----- 提供された抜粋 -----

Tokyo-Splashメンバーの素顔を解き明かすSPLASH☆TALK。
レーサーとしての一面とプライベートな一面の2本立てでお届けします。
今回は今年すでに平和島V2を達成している山田哲也選手にインタビュー。
スタート屋として知られる山田選手は、速いのはスタートだけ!?
[取材日:2015年4月1日]
Racer
Private

── 昨年で選手生活10年。デビュー当時と変わったところはありますか?

当時は陸の上の仕事でいっぱいいっぱいになっていたので、レースに100%集中できていなかったですが、今は選手生活にも慣れてレースに集中できるようになりました。あと、精神的な落ち着きは多少出てきましたかね。

── 選手生活のなかで印象に残っている出来事は?

----- データ行 -----

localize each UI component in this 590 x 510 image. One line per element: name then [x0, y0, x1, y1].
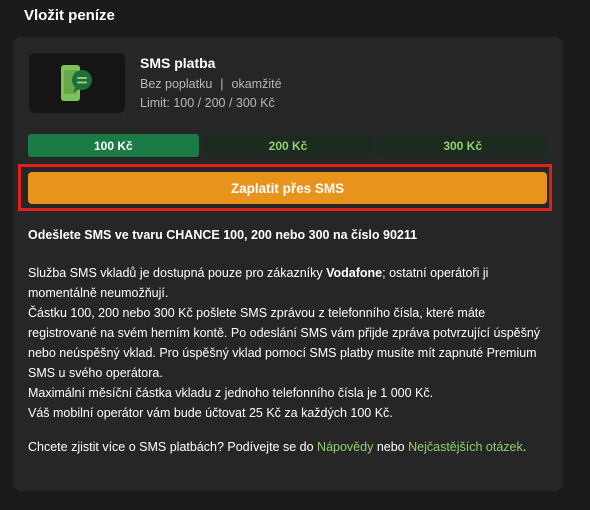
more-info-mid: nebo [373, 440, 409, 454]
more-info-text: Chcete zjistit více o SMS platbách? Podí… [28, 437, 553, 457]
method-meta: Bez poplatku | okamžité [140, 77, 282, 91]
amount-selector: 100 Kč 200 Kč 300 Kč [28, 134, 549, 157]
info-text: Služba SMS vkladů je dostupná pouze pro … [28, 266, 327, 280]
method-speed: okamžité [231, 77, 282, 91]
faq-link[interactable]: Nejčastějších otázek [408, 440, 523, 454]
amount-option-200[interactable]: 200 Kč [202, 134, 374, 157]
method-title: SMS platba [140, 55, 216, 71]
sms-phone-icon [61, 65, 92, 101]
more-info-prefix: Chcete zjistit více o SMS platbách? Podí… [28, 440, 318, 454]
info-paragraph-availability: Služba SMS vkladů je dostupná pouze pro … [28, 263, 553, 303]
amount-option-100[interactable]: 100 Kč [28, 134, 199, 157]
sms-payment-panel: SMS platba Bez poplatku | okamžité Limit: … [13, 37, 563, 491]
help-link[interactable]: Nápovědy [317, 440, 373, 454]
pay-via-sms-button[interactable]: Zaplatit přes SMS [28, 172, 547, 204]
sms-instruction: Odešlete SMS ve tvaru CHANCE 100, 200 ne… [28, 228, 418, 242]
info-paragraph-charges: Váš mobilní operátor vám bude účtovat 25… [28, 406, 393, 420]
more-info-suffix: . [522, 440, 527, 454]
page-title: Vložit peníze [24, 7, 115, 24]
info-paragraph-instructions: Částku 100, 200 nebo 300 Kč pošlete SMS … [28, 306, 541, 380]
method-fee: Bez poplatku [140, 77, 213, 91]
meta-separator: | [220, 77, 224, 91]
sms-method-logo [29, 53, 125, 113]
amount-option-300[interactable]: 300 Kč [377, 134, 549, 157]
sms-info-text: Služba SMS vkladů je dostupná pouze pro … [28, 263, 553, 423]
operator-name: Vodafone [326, 266, 383, 280]
method-limit: Limit: 100 / 200 / 300 Kč [140, 96, 275, 110]
info-paragraph-max-amount: Maximální měsíční částka vkladu z jednoh… [28, 386, 434, 400]
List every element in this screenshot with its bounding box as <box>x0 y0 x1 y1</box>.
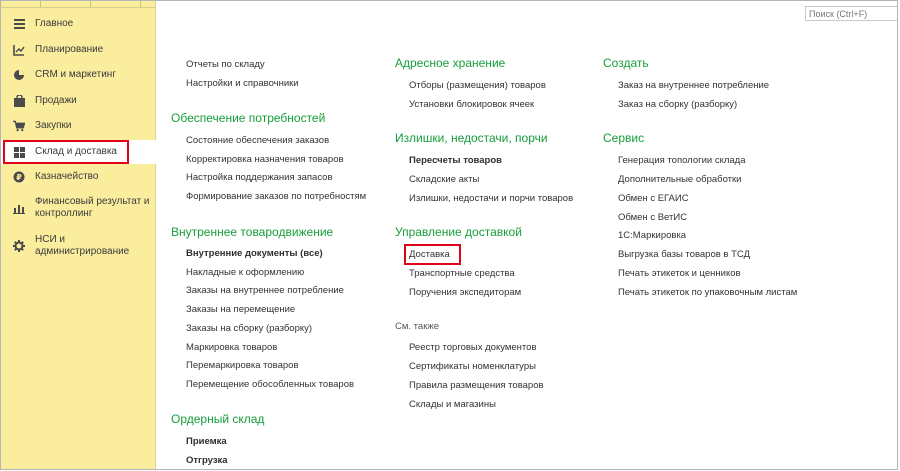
sidebar-item-main[interactable]: Главное <box>1 15 156 33</box>
section-title-order-warehouse: Ордерный склад <box>171 412 265 426</box>
link-goods-relabeling[interactable]: Перемаркировка товаров <box>186 360 299 371</box>
link-forwarder-assignments[interactable]: Поручения экспедиторам <box>409 287 521 298</box>
link-delivery[interactable]: Доставка <box>409 249 450 260</box>
section-title-internal-movement: Внутреннее товародвижение <box>171 225 334 239</box>
link-invoices-to-issue[interactable]: Накладные к оформлению <box>186 267 304 278</box>
sidebar-item-finance[interactable]: Финансовый результат и контроллинг <box>1 195 156 221</box>
sidebar-item-planning[interactable]: Планирование <box>1 41 156 59</box>
link-orders-by-needs[interactable]: Формирование заказов по потребностям <box>186 191 366 202</box>
gear-icon <box>13 240 25 252</box>
link-acceptance[interactable]: Приемка <box>186 436 227 447</box>
planning-icon <box>13 44 25 56</box>
link-internal-consumption-orders[interactable]: Заказы на внутреннее потребление <box>186 285 344 296</box>
link-separated-goods-transfer[interactable]: Перемещение обособленных товаров <box>186 379 354 390</box>
link-goods-labeling[interactable]: Маркировка товаров <box>186 342 277 353</box>
cart-icon <box>13 120 25 132</box>
sidebar-item-sales[interactable]: Продажи <box>1 92 156 110</box>
sidebar-item-label: Казначейство <box>35 171 99 182</box>
link-warehouse-reports[interactable]: Отчеты по складу <box>186 59 265 70</box>
link-surplus-shortage-goods[interactable]: Излишки, недостачи и порчи товаров <box>409 193 573 204</box>
link-create-internal-consumption-order[interactable]: Заказ на внутреннее потребление <box>618 80 769 91</box>
link-egais-exchange[interactable]: Обмен с ЕГАИС <box>618 193 689 204</box>
svg-text:₽: ₽ <box>16 173 22 182</box>
sidebar-item-purchases[interactable]: Закупки <box>1 117 156 135</box>
link-order-supply-status[interactable]: Состояние обеспечения заказов <box>186 135 329 146</box>
link-transfer-orders[interactable]: Заказы на перемещение <box>186 304 295 315</box>
link-settings-directories[interactable]: Настройки и справочники <box>186 78 299 89</box>
sidebar-item-crm[interactable]: CRM и маркетинг <box>1 66 156 84</box>
sidebar-item-label: Продажи <box>35 95 77 106</box>
link-nomenclature-certificates[interactable]: Сертификаты номенклатуры <box>409 361 536 372</box>
link-placement-rules[interactable]: Правила размещения товаров <box>409 380 544 391</box>
link-shipment[interactable]: Отгрузка <box>186 455 228 466</box>
link-assembly-orders[interactable]: Заказы на сборку (разборку) <box>186 323 312 334</box>
coin-icon: ₽ <box>13 171 25 183</box>
link-picking-placement[interactable]: Отборы (размещения) товаров <box>409 80 546 91</box>
link-stock-settings[interactable]: Настройка поддержания запасов <box>186 172 333 183</box>
app-window: Главное Планирование CRM и маркетинг Про… <box>0 0 898 470</box>
link-warehouse-acts[interactable]: Складские акты <box>409 174 479 185</box>
section-title-surplus-shortage: Излишки, недостачи, порчи <box>395 131 548 145</box>
link-vehicles[interactable]: Транспортные средства <box>409 268 515 279</box>
sidebar-item-label: Планирование <box>35 44 104 55</box>
sidebar-item-warehouse[interactable]: Склад и доставка <box>1 140 156 164</box>
link-goods-assignment[interactable]: Корректировка назначения товаров <box>186 154 344 165</box>
link-warehouses-stores[interactable]: Склады и магазины <box>409 399 496 410</box>
link-print-packing-labels[interactable]: Печать этикеток по упаковочным листам <box>618 287 797 298</box>
see-also-title: См. также <box>395 321 439 332</box>
sidebar-item-label: Главное <box>35 18 74 29</box>
link-cell-locks[interactable]: Установки блокировок ячеек <box>409 99 534 110</box>
link-print-labels-prices[interactable]: Печать этикеток и ценников <box>618 268 741 279</box>
link-tsd-export[interactable]: Выгрузка базы товаров в ТСД <box>618 249 750 260</box>
bag-icon <box>13 95 25 107</box>
sidebar: Главное Планирование CRM и маркетинг Про… <box>1 1 156 469</box>
sidebar-item-nsi[interactable]: НСИ и администрирование <box>1 233 156 259</box>
link-vetis-exchange[interactable]: Обмен с ВетИС <box>618 212 687 223</box>
link-internal-docs-all[interactable]: Внутренние документы (все) <box>186 248 323 259</box>
menu-icon <box>13 18 25 30</box>
sidebar-item-label: CRM и маркетинг <box>35 69 116 80</box>
sidebar-item-label: Склад и доставка <box>35 146 117 157</box>
section-title-address-storage: Адресное хранение <box>395 56 506 70</box>
link-create-assembly-order[interactable]: Заказ на сборку (разборку) <box>618 99 737 110</box>
section-title-create: Создать <box>603 56 649 70</box>
section-title-delivery-management: Управление доставкой <box>395 225 522 239</box>
section-title-needs: Обеспечение потребностей <box>171 111 326 125</box>
link-1c-marking[interactable]: 1С:Маркировка <box>618 230 686 241</box>
link-additional-processing[interactable]: Дополнительные обработки <box>618 174 741 185</box>
link-trade-docs-registry[interactable]: Реестр торговых документов <box>409 342 537 353</box>
sidebar-item-treasury[interactable]: ₽ Казначейство <box>1 168 156 186</box>
link-recounts[interactable]: Пересчеты товаров <box>409 155 502 166</box>
warehouse-grid-icon <box>13 146 25 158</box>
bar-chart-icon <box>13 202 25 214</box>
search-input[interactable] <box>805 6 897 21</box>
link-topology-generation[interactable]: Генерация топологии склада <box>618 155 746 166</box>
sidebar-item-label: Финансовый результат и контроллинг <box>35 196 150 219</box>
section-title-service: Сервис <box>603 131 645 145</box>
sidebar-item-label: НСИ и администрирование <box>35 234 130 257</box>
sidebar-item-label: Закупки <box>35 120 72 131</box>
pie-chart-icon <box>13 69 25 81</box>
sidebar-top-strip <box>1 1 156 8</box>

-----

小問 1 -> 山田哲也選手のインタビュー記事のうち、「[取材日:2015年4月1日]」から「着きは多少出てきましたかね。」までの範囲を一字一句そのまま書き写してください。
小問 2 ->
山田哲也選手のインタビュー記事に基づき、次の各問に答えてください。
(a) 取材日はいつですか。
(b) 山田選手が今年すでに達成しているものは何ですか。
(c) 昨年の時点で、選手生活は何年ですか。

正解 1 ->
[取材日:2015年4月1日]
Racer
Private

── 昨年で選手生活10年。デビュー当時と変わったところはありますか?

当時は陸の上の仕事でいっぱいいっぱいになっていたので、レースに100%集中できていなかったですが、今は選手生活にも慣れてレースに集中できるようになりました。あと、精神的な落ち着きは多少出てきましたかね。

正解 2 ->
(a) 2015年4月1日
(b) 平和島V2
(c) 10年